## What is needed
Copy out all the entries word for word.

(Records from a data collection)
-.-.-
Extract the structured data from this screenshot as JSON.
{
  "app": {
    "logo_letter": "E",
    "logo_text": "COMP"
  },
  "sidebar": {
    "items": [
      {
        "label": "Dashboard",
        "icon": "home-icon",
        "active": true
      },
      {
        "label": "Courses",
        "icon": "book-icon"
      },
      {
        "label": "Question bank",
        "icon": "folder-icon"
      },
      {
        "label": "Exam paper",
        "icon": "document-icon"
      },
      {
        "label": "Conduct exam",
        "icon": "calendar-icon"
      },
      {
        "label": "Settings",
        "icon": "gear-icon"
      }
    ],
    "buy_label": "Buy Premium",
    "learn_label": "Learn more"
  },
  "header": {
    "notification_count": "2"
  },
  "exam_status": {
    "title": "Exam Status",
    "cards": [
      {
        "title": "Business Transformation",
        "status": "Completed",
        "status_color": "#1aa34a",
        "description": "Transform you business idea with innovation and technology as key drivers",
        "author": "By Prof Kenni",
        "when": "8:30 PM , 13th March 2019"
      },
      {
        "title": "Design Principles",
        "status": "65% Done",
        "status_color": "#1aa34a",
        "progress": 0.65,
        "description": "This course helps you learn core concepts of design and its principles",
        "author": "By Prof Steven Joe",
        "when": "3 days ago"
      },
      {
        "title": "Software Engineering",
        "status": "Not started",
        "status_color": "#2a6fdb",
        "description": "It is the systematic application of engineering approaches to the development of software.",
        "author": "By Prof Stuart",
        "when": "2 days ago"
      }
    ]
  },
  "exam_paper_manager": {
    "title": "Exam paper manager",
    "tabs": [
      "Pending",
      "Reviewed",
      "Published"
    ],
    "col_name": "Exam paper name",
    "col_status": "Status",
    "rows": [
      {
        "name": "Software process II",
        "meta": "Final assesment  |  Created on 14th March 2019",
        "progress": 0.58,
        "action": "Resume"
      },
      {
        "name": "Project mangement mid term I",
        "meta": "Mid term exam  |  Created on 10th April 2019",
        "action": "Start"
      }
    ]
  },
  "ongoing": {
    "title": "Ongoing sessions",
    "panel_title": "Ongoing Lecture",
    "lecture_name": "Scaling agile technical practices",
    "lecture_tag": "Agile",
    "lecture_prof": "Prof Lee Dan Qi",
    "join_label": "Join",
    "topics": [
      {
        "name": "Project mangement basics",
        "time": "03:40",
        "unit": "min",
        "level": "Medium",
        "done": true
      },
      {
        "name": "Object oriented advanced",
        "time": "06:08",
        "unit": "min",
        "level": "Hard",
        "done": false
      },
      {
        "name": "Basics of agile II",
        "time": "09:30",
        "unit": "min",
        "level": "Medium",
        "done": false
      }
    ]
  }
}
-.-.-
## Task answer
Extract the structured data from this screenshot as JSON.
{
  "app": {
    "logo_letter": "E",
    "logo_text": "COMP"
  },
  "sidebar": {
    "items": [
      {
        "label": "Dashboard",
        "icon": "home-icon",
        "active": true
      },
      {
        "label": "Courses",
        "icon": "book-icon"
      },
      {
        "label": "Question bank",
        "icon": "folder-icon"
      },
      {
        "label": "Exam paper",
        "icon": "document-icon"
      },
      {
        "label": "Conduct exam",
        "icon": "calendar-icon"
      },
      {
        "label": "Settings",
        "icon": "gear-icon"
      }
    ],
    "buy_label": "Buy Premium",
    "learn_label": "Learn more"
  },
  "header": {
    "notification_count": "2"
  },
  "exam_status": {
    "title": "Exam Status",
    "cards": [
      {
        "title": "Business Transformation",
        "status": "Completed",
        "status_color": "#1aa34a",
        "description": "Transform you business idea with innovation and technology as key drivers",
        "author": "By Prof Kenni",
        "when": "8:30 PM , 13th March 2019"
      },
      {
        "title": "Design Principles",
        "status": "65% Done",
        "status_color": "#1aa34a",
        "progress": 0.65,
        "description": "This course helps you learn core concepts of design and its principles",
        "author": "By Prof Steven Joe",
        "when": "3 days ago"
      },
      {
        "title": "Software Engineering",
        "status": "Not started",
        "status_color": "#2a6fdb",
        "description": "It is the systematic application of engineering approaches to the development of software.",
        "author": "By Prof Stuart",
        "when": "2 days ago"
      }
    ]
  },
  "exam_paper_manager": {
    "title": "Exam paper manager",
    "tabs": [
      "Pending",
      "Reviewed",
      "Published"
    ],
    "col_name": "Exam paper name",
    "col_status": "Status",
    "rows": [
      {
        "name": "Software process II",
        "meta": "Final assesment  |  Created on 14th March 2019",
        "progress": 0.58,
        "action": "Resume"
      },
      {
        "name": "Project mangement mid term I",
        "meta": "Mid term exam  |  Created on 10th April 2019",
        "action": "Start"
      }
    ]
  },
  "ongoing": {
    "title": "Ongoing sessions",
    "panel_title": "Ongoing Lecture",
    "lecture_name": "Scaling agile technical practices",
    "lecture_tag": "Agile",
    "lecture_prof": "Prof Lee Dan Qi",
    "join_label": "Join",
    "topics": [
      {
        "name": "Project mangement basics",
        "time": "03:40",
        "unit": "min",
        "level": "Medium",
        "done": true
      },
      {
        "name": "Object oriented advanced",
        "time": "06:08",
        "unit": "min",
        "level": "Hard",
        "done": false
      },
      {
        "name": "Basics of agile II",
        "time": "09:30",
        "unit": "min",
        "level": "Medium",
        "done": false
      }
    ]
  }
}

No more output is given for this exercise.